___ DATASET RECORDS

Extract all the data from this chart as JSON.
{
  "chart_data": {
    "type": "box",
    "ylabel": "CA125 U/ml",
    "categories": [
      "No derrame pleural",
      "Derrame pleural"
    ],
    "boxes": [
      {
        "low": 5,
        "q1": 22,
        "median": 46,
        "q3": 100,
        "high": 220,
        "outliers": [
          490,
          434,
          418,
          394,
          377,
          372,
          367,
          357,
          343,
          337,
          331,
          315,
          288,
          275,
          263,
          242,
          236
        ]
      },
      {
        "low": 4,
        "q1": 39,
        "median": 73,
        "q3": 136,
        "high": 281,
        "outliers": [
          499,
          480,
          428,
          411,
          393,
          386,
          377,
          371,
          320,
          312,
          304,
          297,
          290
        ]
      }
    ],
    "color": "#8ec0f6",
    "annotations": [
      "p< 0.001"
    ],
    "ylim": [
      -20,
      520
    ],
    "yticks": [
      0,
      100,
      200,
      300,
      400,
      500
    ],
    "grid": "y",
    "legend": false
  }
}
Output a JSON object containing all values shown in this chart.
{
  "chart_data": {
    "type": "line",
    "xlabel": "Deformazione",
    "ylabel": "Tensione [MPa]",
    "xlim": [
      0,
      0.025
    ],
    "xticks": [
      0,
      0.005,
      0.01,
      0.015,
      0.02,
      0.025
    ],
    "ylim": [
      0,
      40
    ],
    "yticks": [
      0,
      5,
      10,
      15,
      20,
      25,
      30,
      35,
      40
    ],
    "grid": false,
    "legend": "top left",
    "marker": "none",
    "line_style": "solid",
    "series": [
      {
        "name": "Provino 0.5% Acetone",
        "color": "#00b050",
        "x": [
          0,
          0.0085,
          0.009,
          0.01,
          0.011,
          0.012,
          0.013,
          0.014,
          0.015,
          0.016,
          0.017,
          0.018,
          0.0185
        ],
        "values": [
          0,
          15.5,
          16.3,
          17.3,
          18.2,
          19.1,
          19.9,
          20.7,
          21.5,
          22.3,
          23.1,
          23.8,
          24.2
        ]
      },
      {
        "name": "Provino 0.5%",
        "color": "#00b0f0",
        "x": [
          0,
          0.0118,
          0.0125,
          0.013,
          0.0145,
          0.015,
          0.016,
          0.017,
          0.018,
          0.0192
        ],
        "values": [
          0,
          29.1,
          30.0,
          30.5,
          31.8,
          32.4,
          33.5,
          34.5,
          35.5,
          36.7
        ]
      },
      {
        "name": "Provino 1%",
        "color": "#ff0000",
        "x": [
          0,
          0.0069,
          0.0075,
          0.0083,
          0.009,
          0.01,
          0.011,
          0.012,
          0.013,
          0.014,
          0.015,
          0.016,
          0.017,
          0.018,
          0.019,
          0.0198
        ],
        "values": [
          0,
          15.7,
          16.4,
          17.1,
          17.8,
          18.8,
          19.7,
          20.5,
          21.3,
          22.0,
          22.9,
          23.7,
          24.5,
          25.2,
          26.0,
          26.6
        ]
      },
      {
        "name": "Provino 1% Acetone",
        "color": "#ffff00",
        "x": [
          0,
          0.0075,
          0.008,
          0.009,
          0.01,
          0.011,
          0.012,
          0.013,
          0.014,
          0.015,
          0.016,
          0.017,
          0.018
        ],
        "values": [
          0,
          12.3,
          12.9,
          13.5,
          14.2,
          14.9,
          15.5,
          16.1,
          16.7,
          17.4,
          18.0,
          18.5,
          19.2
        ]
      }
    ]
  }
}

______

**EXERCISE AIM:**
Using the listing above, retype each line exactly.

**REPLY TO THE TASK:**
Extract all the data from this chart as JSON.
{
  "chart_data": {
    "type": "box",
    "ylabel": "CA125 U/ml",
    "categories": [
      "No derrame pleural",
      "Derrame pleural"
    ],
    "boxes": [
      {
        "low": 5,
        "q1": 22,
        "median": 46,
        "q3": 100,
        "high": 220,
        "outliers": [
          490,
          434,
          418,
          394,
          377,
          372,
          367,
          357,
          343,
          337,
          331,
          315,
          288,
          275,
          263,
          242,
          236
        ]
      },
      {
        "low": 4,
        "q1": 39,
        "median": 73,
        "q3": 136,
        "high": 281,
        "outliers": [
          499,
          480,
          428,
          411,
          393,
          386,
          377,
          371,
          320,
          312,
          304,
          297,
          290
        ]
      }
    ],
    "color": "#8ec0f6",
    "annotations": [
      "p< 0.001"
    ],
    "ylim": [
      -20,
      520
    ],
    "yticks": [
      0,
      100,
      200,
      300,
      400,
      500
    ],
    "grid": "y",
    "legend": false
  }
}
Output a JSON object containing all values shown in this chart.
{
  "chart_data": {
    "type": "line",
    "xlabel": "Deformazione",
    "ylabel": "Tensione [MPa]",
    "xlim": [
      0,
      0.025
    ],
    "xticks": [
      0,
      0.005,
      0.01,
      0.015,
      0.02,
      0.025
    ],
    "ylim": [
      0,
      40
    ],
    "yticks": [
      0,
      5,
      10,
      15,
      20,
      25,
      30,
      35,
      40
    ],
    "grid": false,
    "legend": "top left",
    "marker": "none",
    "line_style": "solid",
    "series": [
      {
        "name": "Provino 0.5% Acetone",
        "color": "#00b050",
        "x": [
          0,
          0.0085,
          0.009,
          0.01,
          0.011,
          0.012,
          0.013,
          0.014,
          0.015,
          0.016,
          0.017,
          0.018,
          0.0185
        ],
        "values": [
          0,
          15.5,
          16.3,
          17.3,
          18.2,
          19.1,
          19.9,
          20.7,
          21.5,
          22.3,
          23.1,
          23.8,
          24.2
        ]
      },
      {
        "name": "Provino 0.5%",
        "color": "#00b0f0",
        "x": [
          0,
          0.0118,
          0.0125,
          0.013,
          0.0145,
          0.015,
          0.016,
          0.017,
          0.018,
          0.0192
        ],
        "values": [
          0,
          29.1,
          30.0,
          30.5,
          31.8,
          32.4,
          33.5,
          34.5,
          35.5,
          36.7
        ]
      },
      {
        "name": "Provino 1%",
        "color": "#ff0000",
        "x": [
          0,
          0.0069,
          0.0075,
          0.0083,
          0.009,
          0.01,
          0.011,
          0.012,
          0.013,
          0.014,
          0.015,
          0.016,
          0.017,
          0.018,
          0.019,
          0.0198
        ],
        "values": [
          0,
          15.7,
          16.4,
          17.1,
          17.8,
          18.8,
          19.7,
          20.5,
          21.3,
          22.0,
          22.9,
          23.7,
          24.5,
          25.2,
          26.0,
          26.6
        ]
      },
      {
        "name": "Provino 1% Acetone",
        "color": "#ffff00",
        "x": [
          0,
          0.0075,
          0.008,
          0.009,
          0.01,
          0.011,
          0.012,
          0.013,
          0.014,
          0.015,
          0.016,
          0.017,
          0.018
        ],
        "values": [
          0,
          12.3,
          12.9,
          13.5,
          14.2,
          14.9,
          15.5,
          16.1,
          16.7,
          17.4,
          18.0,
          18.5,
          19.2
        ]
      }
    ]
  }
}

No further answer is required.